**YOUR GOAL:** Output nothing but the lines from the line with "Convert this screenshot" through the end of the listing below, both ends included.

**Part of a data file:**
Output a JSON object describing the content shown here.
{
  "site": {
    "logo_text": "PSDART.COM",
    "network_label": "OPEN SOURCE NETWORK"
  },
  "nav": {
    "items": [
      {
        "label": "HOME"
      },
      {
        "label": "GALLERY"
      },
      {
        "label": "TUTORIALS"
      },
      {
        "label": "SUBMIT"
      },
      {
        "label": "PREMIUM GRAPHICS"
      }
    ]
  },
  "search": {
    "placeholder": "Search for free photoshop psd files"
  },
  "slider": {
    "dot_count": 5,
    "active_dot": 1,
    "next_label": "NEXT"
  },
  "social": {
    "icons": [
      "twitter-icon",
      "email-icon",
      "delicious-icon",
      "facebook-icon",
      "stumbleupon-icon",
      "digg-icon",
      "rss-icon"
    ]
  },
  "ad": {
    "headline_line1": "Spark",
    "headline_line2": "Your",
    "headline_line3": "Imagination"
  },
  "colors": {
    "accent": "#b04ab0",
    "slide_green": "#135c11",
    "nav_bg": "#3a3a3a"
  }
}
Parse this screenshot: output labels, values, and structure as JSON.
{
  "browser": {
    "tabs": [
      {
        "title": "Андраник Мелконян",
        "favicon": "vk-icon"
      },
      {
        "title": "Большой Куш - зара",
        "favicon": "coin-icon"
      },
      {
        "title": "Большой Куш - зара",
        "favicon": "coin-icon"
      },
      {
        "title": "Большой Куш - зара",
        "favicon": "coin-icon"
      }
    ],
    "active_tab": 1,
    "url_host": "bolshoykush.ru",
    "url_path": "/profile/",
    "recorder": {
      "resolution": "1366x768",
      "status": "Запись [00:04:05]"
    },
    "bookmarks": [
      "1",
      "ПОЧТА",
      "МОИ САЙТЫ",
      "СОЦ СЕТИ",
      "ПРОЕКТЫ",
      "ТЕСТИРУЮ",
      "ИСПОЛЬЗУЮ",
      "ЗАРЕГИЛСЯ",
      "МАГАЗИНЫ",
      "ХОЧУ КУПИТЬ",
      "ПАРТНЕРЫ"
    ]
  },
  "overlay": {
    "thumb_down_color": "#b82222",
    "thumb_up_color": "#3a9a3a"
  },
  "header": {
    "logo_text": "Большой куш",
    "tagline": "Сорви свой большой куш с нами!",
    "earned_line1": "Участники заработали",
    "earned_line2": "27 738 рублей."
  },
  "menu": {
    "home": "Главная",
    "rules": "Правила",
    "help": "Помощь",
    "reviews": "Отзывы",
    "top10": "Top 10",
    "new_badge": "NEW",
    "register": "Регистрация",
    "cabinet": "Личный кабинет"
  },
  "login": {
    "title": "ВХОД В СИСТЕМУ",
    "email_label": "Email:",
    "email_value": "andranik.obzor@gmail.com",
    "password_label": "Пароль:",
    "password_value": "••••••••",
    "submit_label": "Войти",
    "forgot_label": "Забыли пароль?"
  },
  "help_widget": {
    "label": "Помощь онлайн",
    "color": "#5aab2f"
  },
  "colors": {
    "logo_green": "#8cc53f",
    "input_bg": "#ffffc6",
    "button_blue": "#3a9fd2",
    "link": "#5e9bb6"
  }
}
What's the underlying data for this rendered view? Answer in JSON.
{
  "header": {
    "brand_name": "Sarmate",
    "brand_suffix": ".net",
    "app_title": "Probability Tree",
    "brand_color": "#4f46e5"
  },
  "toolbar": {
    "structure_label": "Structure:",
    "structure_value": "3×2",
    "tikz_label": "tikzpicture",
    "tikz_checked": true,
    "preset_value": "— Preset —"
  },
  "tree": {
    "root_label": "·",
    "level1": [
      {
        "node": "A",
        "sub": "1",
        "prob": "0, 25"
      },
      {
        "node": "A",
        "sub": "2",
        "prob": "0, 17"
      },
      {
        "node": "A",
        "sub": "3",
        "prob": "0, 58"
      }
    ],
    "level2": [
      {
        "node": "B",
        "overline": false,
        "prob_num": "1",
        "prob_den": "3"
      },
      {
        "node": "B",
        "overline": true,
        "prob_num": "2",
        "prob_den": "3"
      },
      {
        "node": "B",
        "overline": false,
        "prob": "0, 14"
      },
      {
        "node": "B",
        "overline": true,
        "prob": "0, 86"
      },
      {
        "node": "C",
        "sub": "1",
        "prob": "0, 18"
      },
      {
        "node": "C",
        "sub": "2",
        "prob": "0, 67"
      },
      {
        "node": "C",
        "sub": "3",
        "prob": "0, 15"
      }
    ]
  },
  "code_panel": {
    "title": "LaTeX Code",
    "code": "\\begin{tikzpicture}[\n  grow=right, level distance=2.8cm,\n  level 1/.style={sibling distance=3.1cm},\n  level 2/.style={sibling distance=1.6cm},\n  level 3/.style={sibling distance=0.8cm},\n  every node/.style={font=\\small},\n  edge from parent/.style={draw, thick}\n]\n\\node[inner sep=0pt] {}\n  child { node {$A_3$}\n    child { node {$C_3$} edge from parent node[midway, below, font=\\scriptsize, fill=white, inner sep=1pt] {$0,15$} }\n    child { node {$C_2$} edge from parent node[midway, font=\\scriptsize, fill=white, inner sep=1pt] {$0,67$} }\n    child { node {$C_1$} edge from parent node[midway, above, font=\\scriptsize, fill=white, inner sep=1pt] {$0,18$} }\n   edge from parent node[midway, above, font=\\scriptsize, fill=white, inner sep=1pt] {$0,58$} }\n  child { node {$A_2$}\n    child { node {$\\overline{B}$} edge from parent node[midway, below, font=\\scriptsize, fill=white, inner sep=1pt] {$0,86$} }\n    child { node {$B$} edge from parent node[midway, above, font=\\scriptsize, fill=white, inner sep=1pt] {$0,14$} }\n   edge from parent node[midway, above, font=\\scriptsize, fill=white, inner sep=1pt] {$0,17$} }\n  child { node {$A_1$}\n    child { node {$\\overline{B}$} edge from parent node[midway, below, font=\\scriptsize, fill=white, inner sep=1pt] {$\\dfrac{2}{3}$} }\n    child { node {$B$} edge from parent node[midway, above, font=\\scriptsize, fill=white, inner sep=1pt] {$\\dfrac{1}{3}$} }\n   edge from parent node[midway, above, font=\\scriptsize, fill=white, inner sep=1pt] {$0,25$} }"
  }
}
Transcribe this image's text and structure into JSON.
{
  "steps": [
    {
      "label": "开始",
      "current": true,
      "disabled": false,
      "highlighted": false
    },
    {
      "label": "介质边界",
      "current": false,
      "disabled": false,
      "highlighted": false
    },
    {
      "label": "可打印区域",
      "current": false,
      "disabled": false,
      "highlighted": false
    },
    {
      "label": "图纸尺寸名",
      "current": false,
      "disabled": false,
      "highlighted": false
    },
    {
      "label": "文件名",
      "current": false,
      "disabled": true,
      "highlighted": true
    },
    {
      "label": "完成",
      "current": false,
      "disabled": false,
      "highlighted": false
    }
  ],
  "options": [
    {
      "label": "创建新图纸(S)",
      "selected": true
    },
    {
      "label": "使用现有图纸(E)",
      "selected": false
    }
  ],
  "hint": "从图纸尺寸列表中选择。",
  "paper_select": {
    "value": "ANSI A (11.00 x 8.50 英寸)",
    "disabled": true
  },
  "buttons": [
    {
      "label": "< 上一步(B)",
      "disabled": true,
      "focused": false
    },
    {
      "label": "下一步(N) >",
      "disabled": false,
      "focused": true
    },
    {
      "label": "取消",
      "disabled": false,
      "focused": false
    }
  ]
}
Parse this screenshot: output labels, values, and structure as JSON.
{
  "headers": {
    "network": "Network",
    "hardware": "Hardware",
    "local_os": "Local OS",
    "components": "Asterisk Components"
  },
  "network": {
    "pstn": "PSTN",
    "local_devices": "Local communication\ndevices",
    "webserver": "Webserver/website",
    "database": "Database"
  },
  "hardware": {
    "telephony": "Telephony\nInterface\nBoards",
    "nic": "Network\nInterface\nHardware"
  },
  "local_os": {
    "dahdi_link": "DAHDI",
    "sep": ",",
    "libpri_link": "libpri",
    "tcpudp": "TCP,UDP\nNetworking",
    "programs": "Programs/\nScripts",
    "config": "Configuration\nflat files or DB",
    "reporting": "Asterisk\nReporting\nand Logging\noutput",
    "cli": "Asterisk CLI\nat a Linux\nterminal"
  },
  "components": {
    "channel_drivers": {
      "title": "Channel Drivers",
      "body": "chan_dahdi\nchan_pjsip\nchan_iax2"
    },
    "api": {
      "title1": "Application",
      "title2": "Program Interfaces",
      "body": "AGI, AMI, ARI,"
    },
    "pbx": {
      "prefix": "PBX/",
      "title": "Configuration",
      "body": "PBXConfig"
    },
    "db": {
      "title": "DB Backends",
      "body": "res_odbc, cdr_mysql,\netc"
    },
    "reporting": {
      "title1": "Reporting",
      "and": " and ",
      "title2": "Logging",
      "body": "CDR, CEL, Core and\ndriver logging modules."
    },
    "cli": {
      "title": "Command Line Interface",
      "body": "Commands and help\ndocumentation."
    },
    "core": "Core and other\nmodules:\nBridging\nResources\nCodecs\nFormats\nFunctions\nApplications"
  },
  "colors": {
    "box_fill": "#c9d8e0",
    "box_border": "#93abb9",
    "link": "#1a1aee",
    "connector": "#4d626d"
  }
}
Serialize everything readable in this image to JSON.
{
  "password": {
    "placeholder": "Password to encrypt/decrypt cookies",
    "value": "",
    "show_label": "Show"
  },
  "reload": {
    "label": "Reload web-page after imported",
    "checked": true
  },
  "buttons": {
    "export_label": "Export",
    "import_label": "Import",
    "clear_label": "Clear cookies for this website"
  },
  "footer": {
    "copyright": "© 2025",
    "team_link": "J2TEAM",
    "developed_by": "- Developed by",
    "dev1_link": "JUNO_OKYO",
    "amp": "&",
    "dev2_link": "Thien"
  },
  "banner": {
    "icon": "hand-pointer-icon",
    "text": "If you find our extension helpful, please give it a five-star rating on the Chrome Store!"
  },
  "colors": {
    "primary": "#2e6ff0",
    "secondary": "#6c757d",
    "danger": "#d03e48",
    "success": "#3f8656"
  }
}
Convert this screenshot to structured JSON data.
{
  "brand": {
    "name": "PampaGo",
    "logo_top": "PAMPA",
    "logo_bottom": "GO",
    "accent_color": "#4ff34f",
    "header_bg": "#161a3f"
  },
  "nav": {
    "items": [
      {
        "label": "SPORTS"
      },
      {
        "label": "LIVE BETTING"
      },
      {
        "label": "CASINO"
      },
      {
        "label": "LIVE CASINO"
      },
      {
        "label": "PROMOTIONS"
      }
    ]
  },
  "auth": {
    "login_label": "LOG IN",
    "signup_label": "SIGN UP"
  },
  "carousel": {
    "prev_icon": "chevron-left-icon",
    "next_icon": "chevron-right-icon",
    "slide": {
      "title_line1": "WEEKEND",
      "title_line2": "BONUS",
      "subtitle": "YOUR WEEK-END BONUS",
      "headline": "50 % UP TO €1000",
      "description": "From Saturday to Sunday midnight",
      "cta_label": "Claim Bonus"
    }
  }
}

**TASK ANSWER:**
Convert this screenshot to structured JSON data.
{
  "brand": {
    "name": "PampaGo",
    "logo_top": "PAMPA",
    "logo_bottom": "GO",
    "accent_color": "#4ff34f",
    "header_bg": "#161a3f"
  },
  "nav": {
    "items": [
      {
        "label": "SPORTS"
      },
      {
        "label": "LIVE BETTING"
      },
      {
        "label": "CASINO"
      },
      {
        "label": "LIVE CASINO"
      },
      {
        "label": "PROMOTIONS"
      }
    ]
  },
  "auth": {
    "login_label": "LOG IN",
    "signup_label": "SIGN UP"
  },
  "carousel": {
    "prev_icon": "chevron-left-icon",
    "next_icon": "chevron-right-icon",
    "slide": {
      "title_line1": "WEEKEND",
      "title_line2": "BONUS",
      "subtitle": "YOUR WEEK-END BONUS",
      "headline": "50 % UP TO €1000",
      "description": "From Saturday to Sunday midnight",
      "cta_label": "Claim Bonus"
    }
  }
}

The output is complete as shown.